* MATERIAL FOR THIS TASK:
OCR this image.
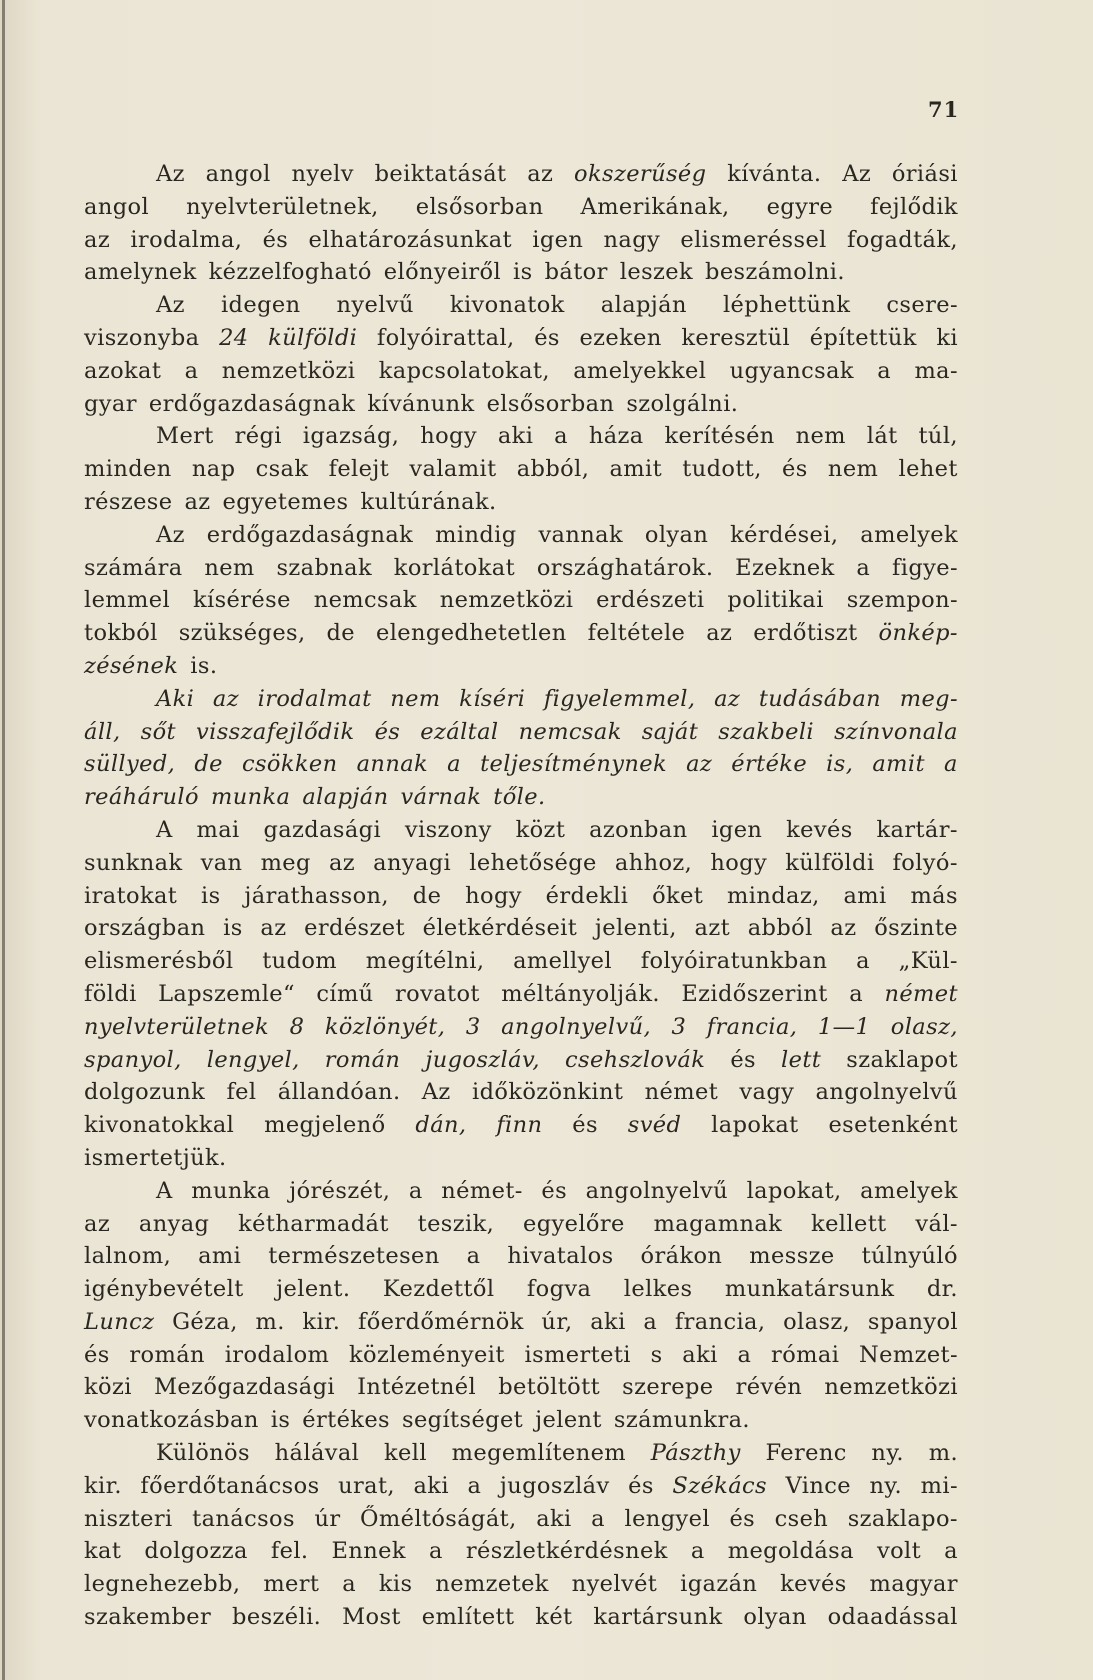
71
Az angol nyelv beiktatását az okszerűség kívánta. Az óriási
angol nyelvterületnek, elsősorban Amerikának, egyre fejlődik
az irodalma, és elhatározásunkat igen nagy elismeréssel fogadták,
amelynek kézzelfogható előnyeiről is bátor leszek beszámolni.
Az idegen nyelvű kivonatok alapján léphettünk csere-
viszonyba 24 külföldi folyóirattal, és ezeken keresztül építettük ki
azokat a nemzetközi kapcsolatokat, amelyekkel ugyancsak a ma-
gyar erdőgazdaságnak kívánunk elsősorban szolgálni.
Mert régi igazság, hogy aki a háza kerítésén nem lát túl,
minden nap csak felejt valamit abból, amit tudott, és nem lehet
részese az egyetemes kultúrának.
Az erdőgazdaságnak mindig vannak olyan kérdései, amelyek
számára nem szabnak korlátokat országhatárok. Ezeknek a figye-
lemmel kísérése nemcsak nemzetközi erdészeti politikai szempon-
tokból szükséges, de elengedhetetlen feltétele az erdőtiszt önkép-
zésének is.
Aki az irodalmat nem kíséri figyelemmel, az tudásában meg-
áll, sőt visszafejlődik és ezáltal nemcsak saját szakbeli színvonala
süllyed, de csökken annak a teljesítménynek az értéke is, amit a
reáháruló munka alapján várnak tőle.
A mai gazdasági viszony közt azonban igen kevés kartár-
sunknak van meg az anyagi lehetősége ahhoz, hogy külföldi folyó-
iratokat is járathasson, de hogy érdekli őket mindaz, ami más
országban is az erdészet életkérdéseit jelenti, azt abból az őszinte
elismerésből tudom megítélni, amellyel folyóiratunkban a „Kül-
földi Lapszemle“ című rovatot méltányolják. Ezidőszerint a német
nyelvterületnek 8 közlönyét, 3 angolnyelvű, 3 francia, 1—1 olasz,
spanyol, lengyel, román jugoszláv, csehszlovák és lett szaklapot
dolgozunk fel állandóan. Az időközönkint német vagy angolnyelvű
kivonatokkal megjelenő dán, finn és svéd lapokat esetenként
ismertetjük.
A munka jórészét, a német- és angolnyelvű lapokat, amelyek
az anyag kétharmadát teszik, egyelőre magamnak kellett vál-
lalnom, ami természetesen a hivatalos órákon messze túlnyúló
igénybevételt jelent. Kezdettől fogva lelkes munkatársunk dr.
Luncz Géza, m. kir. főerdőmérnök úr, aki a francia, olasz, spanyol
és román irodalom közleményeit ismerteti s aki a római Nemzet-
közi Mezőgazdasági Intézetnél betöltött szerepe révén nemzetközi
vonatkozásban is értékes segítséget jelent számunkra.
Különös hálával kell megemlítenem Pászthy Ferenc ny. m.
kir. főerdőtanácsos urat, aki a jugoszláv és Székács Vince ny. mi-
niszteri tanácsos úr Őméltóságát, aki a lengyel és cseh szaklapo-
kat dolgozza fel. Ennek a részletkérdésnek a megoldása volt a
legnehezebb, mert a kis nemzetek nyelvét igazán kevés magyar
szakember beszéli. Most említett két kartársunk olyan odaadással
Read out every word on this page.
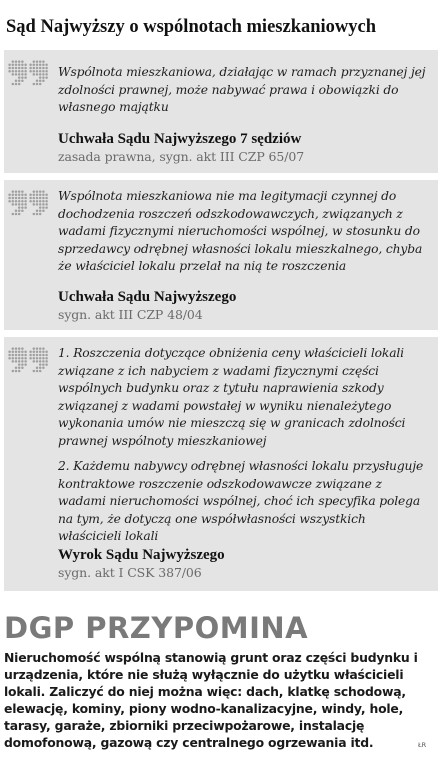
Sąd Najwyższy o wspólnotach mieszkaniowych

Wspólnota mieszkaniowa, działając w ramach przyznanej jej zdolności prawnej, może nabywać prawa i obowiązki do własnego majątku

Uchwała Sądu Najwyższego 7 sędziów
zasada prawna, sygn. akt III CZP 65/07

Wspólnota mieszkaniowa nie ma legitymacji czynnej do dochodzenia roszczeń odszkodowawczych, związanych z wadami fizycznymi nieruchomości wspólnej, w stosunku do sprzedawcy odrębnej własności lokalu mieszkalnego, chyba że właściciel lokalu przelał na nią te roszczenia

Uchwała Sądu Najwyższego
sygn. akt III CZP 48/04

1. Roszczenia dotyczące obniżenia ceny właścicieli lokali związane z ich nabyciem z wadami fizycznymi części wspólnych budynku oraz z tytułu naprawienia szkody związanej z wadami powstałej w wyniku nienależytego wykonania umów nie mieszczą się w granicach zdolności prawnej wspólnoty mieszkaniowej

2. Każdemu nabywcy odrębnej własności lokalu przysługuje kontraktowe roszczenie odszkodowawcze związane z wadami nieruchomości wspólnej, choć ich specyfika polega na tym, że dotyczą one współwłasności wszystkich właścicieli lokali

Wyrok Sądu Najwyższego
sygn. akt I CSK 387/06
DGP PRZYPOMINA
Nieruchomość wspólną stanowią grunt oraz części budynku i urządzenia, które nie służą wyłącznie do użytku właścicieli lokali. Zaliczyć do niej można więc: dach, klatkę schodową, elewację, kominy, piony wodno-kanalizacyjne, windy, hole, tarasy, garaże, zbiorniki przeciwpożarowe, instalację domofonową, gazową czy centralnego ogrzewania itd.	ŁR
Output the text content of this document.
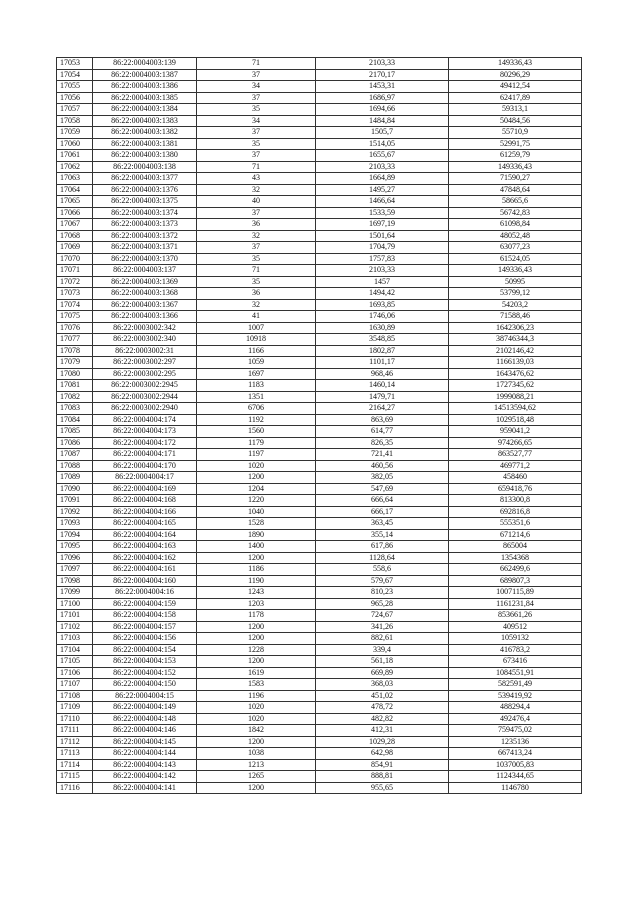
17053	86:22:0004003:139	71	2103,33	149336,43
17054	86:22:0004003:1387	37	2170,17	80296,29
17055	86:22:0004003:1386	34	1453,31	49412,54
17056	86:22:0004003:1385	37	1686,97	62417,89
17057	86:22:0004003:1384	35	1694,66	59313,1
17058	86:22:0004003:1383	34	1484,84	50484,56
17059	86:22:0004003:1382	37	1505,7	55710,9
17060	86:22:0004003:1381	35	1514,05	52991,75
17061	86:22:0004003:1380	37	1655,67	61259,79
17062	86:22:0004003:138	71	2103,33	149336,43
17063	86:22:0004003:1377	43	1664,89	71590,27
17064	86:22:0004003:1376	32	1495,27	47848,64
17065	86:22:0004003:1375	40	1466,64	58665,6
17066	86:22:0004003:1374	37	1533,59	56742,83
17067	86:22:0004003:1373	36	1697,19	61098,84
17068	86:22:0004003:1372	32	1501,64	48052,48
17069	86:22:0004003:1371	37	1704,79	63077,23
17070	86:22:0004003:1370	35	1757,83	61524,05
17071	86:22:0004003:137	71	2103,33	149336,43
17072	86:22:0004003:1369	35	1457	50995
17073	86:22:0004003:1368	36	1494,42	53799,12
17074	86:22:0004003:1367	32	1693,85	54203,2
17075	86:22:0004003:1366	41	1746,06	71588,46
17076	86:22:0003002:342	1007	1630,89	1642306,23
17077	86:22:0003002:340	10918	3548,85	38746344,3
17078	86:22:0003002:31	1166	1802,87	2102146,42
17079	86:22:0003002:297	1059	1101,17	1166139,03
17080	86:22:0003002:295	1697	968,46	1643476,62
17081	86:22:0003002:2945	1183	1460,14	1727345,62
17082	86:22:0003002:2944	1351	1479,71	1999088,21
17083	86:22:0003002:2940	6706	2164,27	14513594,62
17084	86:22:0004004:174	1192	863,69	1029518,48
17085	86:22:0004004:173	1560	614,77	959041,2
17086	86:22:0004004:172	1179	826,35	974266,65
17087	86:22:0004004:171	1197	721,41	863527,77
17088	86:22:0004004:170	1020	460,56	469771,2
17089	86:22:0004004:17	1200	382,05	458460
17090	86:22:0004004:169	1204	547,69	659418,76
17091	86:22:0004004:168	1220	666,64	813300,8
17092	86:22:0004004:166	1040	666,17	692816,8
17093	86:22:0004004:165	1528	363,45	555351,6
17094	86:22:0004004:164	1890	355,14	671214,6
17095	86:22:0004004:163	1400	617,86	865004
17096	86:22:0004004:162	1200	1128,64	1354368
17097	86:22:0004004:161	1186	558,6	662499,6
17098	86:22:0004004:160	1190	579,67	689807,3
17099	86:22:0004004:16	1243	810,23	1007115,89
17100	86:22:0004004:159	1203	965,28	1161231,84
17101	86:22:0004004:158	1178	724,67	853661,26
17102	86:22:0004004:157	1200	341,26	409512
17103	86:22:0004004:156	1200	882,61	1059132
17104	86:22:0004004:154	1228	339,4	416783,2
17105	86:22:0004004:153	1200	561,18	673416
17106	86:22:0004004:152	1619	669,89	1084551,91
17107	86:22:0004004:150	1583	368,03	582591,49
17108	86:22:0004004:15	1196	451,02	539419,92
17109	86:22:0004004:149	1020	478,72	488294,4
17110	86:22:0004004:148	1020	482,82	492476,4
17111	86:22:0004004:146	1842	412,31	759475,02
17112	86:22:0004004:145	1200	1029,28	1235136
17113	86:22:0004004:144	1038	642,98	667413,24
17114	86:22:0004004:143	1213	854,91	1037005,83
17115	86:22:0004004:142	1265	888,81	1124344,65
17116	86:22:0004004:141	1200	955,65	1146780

* WHAT NEEDS TO BE DONE: In the entries above, find the lines containing the word "sygn" and say how many there are, with no other words.

* FINISHED TASK: 3